(Figure record listings)
»»

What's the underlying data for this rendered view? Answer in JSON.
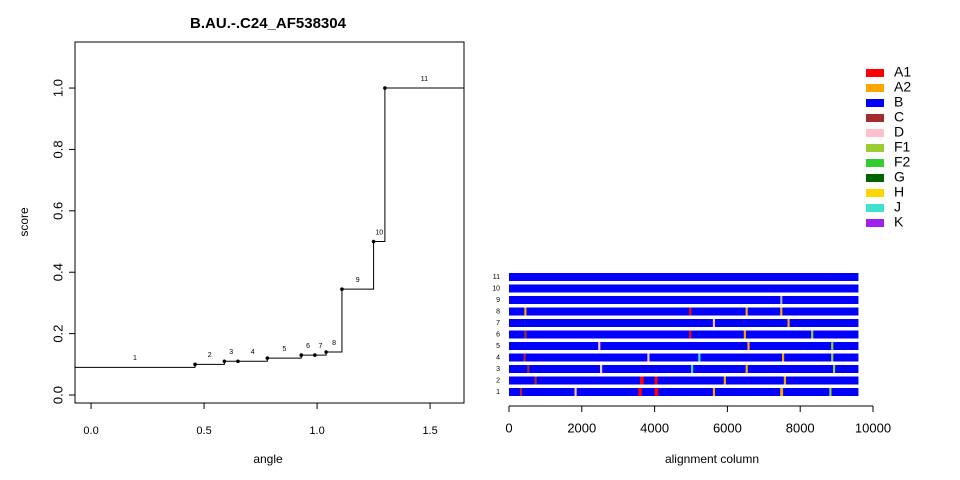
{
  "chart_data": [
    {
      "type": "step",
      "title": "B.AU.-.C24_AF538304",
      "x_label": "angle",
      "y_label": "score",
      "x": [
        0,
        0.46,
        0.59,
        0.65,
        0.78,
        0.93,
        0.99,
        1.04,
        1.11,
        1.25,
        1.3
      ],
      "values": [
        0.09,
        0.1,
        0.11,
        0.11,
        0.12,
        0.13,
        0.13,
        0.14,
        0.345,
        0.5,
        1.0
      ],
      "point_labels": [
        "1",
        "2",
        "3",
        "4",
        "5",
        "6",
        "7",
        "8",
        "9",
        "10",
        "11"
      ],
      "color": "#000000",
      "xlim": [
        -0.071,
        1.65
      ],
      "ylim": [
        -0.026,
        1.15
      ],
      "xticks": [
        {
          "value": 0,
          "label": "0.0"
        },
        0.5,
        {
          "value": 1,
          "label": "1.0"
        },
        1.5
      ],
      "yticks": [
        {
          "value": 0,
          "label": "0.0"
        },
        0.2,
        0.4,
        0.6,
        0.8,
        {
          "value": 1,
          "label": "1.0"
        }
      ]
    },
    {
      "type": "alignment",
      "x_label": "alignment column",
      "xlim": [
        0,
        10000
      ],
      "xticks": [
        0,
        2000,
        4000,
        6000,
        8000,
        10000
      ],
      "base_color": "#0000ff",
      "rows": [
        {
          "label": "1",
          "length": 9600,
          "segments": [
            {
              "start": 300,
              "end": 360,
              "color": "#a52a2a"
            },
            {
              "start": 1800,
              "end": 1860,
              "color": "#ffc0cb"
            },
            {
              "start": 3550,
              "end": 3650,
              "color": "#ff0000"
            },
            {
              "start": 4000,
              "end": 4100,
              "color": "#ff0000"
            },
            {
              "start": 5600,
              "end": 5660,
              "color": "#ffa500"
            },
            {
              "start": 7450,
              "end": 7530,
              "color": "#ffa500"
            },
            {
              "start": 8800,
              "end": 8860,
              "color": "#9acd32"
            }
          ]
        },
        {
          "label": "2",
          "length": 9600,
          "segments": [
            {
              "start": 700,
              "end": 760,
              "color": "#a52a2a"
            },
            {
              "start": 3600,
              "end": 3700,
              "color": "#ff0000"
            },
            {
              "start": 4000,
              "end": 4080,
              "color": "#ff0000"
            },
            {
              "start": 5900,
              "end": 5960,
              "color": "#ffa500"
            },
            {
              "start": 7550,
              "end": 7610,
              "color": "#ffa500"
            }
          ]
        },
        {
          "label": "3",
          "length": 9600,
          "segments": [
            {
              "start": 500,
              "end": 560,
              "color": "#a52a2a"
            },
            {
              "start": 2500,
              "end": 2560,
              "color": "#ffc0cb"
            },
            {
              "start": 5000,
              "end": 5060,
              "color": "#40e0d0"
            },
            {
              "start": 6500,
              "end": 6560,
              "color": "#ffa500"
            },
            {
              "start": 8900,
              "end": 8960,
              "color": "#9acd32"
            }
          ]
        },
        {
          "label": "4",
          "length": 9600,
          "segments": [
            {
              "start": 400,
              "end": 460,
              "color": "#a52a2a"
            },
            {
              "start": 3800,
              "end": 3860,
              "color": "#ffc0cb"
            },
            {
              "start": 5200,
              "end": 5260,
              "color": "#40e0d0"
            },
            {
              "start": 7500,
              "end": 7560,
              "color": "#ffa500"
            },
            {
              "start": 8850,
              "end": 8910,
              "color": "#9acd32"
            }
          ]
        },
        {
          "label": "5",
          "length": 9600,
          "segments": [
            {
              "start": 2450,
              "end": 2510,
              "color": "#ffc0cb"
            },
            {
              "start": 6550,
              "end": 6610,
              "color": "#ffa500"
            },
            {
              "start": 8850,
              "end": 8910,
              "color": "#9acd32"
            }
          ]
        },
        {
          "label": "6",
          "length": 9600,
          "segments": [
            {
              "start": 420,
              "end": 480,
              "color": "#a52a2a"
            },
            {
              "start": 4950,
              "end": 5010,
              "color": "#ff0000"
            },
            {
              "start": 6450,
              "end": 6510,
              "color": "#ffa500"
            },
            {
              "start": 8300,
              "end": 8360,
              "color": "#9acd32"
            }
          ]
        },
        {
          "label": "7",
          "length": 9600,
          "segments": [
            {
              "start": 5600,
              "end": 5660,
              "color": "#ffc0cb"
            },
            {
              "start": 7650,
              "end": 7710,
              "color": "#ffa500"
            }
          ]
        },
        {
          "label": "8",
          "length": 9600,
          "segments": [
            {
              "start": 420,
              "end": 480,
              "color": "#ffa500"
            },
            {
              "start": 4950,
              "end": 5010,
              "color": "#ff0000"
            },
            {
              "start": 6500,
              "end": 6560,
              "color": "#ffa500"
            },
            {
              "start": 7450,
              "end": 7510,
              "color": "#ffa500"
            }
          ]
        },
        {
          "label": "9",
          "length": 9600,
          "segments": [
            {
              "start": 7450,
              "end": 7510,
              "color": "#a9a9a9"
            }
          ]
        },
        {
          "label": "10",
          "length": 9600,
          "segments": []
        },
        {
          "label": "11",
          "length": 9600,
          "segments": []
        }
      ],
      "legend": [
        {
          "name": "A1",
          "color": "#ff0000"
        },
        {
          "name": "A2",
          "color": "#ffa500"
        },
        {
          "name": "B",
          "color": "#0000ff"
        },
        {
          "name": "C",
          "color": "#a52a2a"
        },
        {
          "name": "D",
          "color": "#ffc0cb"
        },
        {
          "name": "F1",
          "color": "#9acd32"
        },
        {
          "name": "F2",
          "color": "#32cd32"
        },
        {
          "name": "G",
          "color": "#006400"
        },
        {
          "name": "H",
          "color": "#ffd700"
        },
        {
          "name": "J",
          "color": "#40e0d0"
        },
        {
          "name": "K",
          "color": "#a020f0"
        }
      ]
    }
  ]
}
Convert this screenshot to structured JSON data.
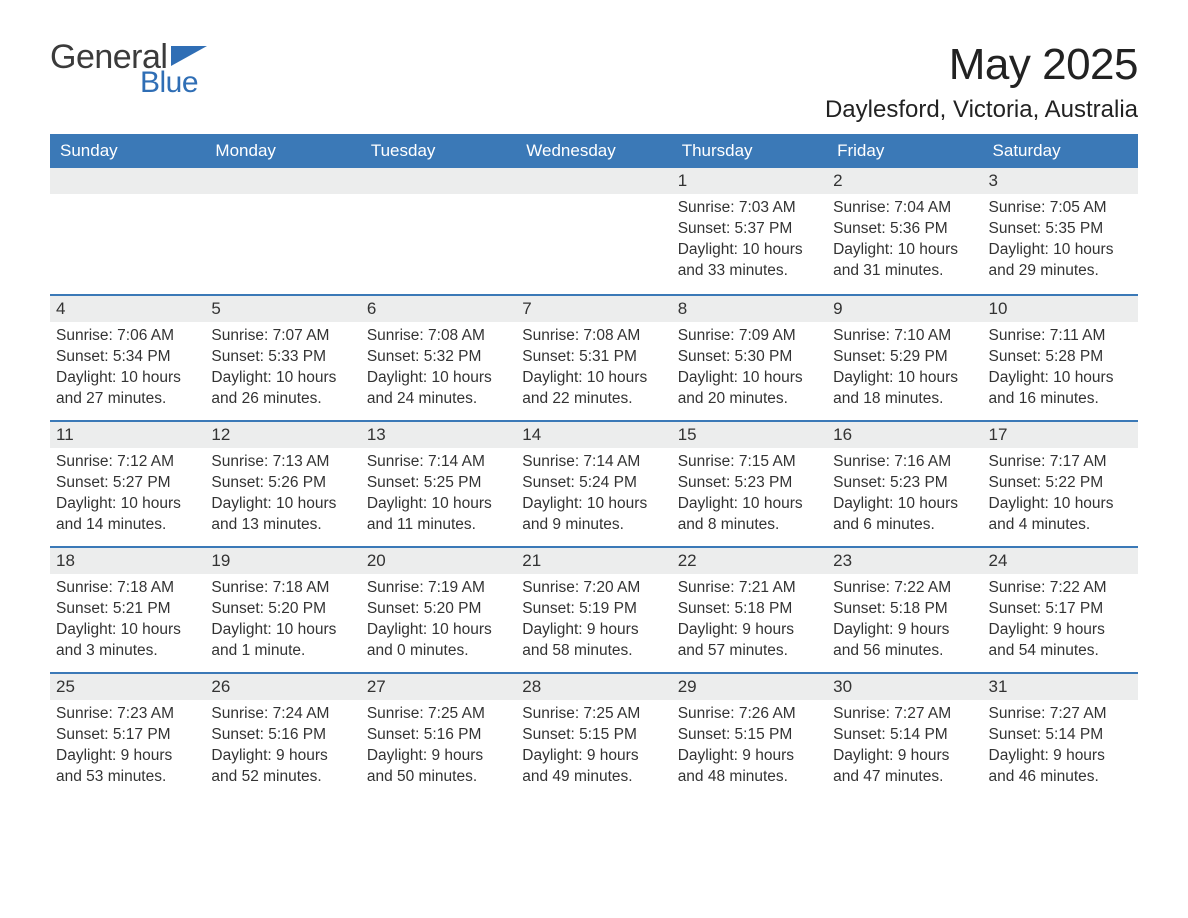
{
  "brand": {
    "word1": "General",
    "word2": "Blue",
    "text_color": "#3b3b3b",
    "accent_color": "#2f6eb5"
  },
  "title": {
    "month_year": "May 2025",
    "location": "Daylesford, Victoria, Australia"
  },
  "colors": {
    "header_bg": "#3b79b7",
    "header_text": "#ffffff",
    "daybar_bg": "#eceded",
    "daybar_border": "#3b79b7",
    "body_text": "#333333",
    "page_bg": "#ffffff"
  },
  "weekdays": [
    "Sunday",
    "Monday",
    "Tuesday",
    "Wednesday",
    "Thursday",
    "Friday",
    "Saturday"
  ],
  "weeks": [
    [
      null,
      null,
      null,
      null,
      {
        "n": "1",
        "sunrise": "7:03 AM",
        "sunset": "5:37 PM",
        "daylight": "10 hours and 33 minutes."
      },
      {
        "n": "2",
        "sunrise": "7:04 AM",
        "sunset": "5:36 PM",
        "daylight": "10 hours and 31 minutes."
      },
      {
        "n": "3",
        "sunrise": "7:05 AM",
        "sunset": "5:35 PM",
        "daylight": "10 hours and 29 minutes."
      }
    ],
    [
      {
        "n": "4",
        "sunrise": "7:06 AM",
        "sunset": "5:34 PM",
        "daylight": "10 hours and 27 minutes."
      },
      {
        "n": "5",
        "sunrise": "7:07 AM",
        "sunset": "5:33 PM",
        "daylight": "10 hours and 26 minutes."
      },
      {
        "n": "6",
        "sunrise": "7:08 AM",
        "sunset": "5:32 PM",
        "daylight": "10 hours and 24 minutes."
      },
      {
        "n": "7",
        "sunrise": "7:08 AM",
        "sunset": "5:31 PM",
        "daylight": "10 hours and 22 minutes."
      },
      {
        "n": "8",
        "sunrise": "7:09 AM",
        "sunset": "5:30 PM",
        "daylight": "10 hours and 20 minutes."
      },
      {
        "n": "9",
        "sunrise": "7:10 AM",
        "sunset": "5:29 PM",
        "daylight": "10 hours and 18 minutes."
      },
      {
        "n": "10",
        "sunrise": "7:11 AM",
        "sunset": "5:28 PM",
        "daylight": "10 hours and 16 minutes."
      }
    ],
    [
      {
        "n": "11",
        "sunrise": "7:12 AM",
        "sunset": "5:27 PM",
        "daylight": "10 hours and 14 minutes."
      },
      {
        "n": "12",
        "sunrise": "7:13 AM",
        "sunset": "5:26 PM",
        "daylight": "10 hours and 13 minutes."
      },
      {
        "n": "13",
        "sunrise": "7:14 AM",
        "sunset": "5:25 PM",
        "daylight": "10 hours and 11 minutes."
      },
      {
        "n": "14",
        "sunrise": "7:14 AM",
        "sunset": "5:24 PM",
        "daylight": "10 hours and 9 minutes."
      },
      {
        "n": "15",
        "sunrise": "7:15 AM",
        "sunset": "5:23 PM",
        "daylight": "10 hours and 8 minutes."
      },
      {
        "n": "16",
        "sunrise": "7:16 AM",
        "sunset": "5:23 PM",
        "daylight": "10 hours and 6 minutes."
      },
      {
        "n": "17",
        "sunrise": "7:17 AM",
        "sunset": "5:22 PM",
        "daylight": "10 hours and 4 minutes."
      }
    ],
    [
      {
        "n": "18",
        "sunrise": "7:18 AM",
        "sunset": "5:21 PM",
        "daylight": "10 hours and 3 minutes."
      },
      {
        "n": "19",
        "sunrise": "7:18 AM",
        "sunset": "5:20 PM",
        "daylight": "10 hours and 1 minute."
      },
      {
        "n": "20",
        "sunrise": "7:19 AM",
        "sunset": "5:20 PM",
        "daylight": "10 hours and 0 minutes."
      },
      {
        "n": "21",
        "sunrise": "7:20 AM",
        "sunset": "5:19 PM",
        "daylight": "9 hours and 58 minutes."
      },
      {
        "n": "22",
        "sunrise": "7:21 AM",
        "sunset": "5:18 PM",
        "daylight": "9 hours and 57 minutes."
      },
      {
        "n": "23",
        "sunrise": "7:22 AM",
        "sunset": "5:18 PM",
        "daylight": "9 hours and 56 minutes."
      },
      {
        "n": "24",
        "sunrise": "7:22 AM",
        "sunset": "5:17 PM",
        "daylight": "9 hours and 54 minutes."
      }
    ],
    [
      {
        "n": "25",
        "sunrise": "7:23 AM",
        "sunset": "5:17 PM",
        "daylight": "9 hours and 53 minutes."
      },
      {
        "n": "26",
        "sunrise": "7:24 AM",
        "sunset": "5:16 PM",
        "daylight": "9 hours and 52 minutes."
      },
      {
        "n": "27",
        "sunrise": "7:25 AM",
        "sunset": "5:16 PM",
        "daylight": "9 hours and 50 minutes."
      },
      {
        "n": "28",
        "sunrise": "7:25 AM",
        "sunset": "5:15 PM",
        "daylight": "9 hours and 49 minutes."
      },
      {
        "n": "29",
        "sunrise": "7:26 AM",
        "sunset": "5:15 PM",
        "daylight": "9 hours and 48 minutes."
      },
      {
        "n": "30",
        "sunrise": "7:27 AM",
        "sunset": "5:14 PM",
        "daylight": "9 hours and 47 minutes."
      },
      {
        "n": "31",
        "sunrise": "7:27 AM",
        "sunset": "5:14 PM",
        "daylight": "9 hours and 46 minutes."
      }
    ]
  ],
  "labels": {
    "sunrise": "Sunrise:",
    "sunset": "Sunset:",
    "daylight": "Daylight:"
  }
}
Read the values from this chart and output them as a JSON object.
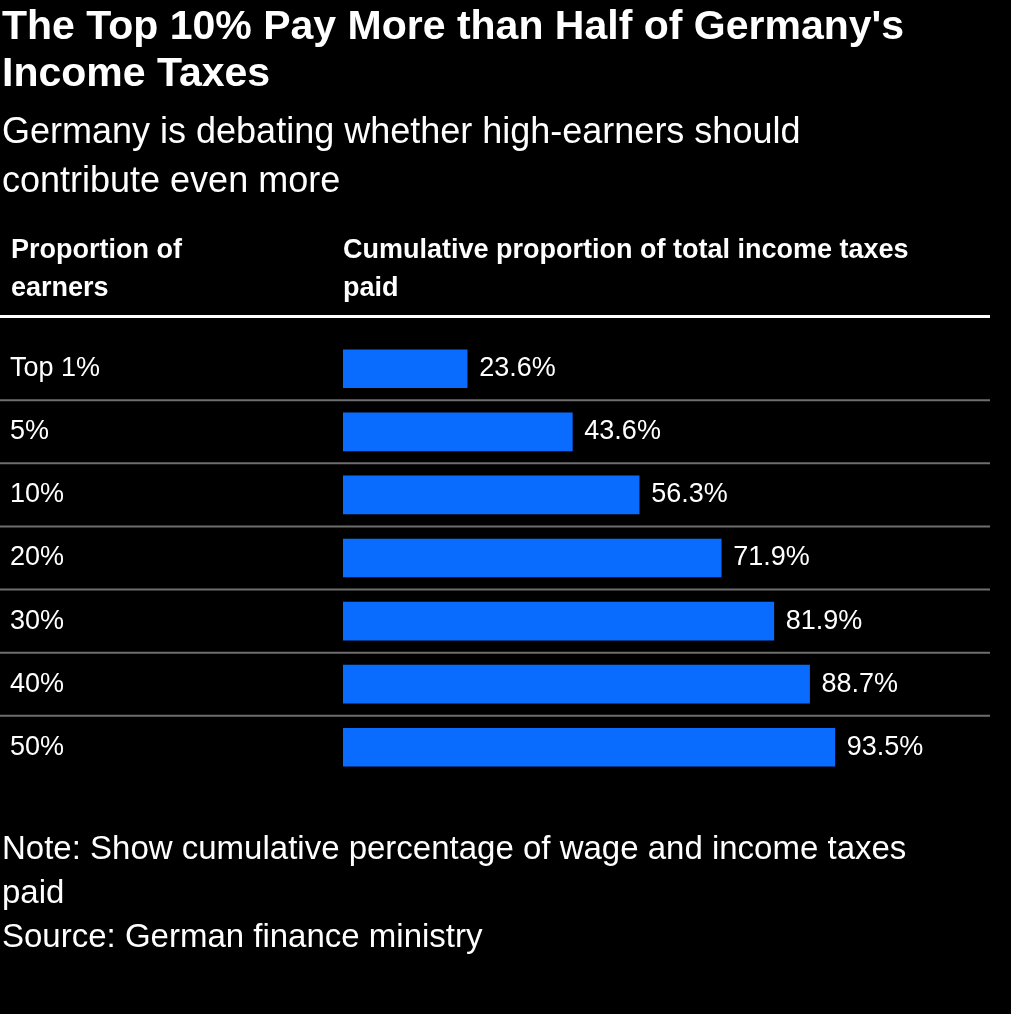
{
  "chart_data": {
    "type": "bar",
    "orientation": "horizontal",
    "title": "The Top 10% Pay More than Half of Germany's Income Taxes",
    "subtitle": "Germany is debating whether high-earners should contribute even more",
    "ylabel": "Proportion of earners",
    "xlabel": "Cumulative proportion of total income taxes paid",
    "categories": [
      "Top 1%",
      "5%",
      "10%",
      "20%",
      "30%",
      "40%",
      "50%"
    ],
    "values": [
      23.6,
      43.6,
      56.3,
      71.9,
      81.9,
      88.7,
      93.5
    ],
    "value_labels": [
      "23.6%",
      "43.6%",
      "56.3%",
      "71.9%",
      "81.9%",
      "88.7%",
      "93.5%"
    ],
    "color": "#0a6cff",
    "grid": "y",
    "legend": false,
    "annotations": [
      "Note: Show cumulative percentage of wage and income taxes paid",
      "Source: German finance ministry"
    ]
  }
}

««

• TO BE DONE: Identify every line above with the string "earners" in it. Copy those lines.

• SOLUTION:
    "subtitle": "Germany is debating whether high-earners should contribute even more",
    "ylabel": "Proportion of earners",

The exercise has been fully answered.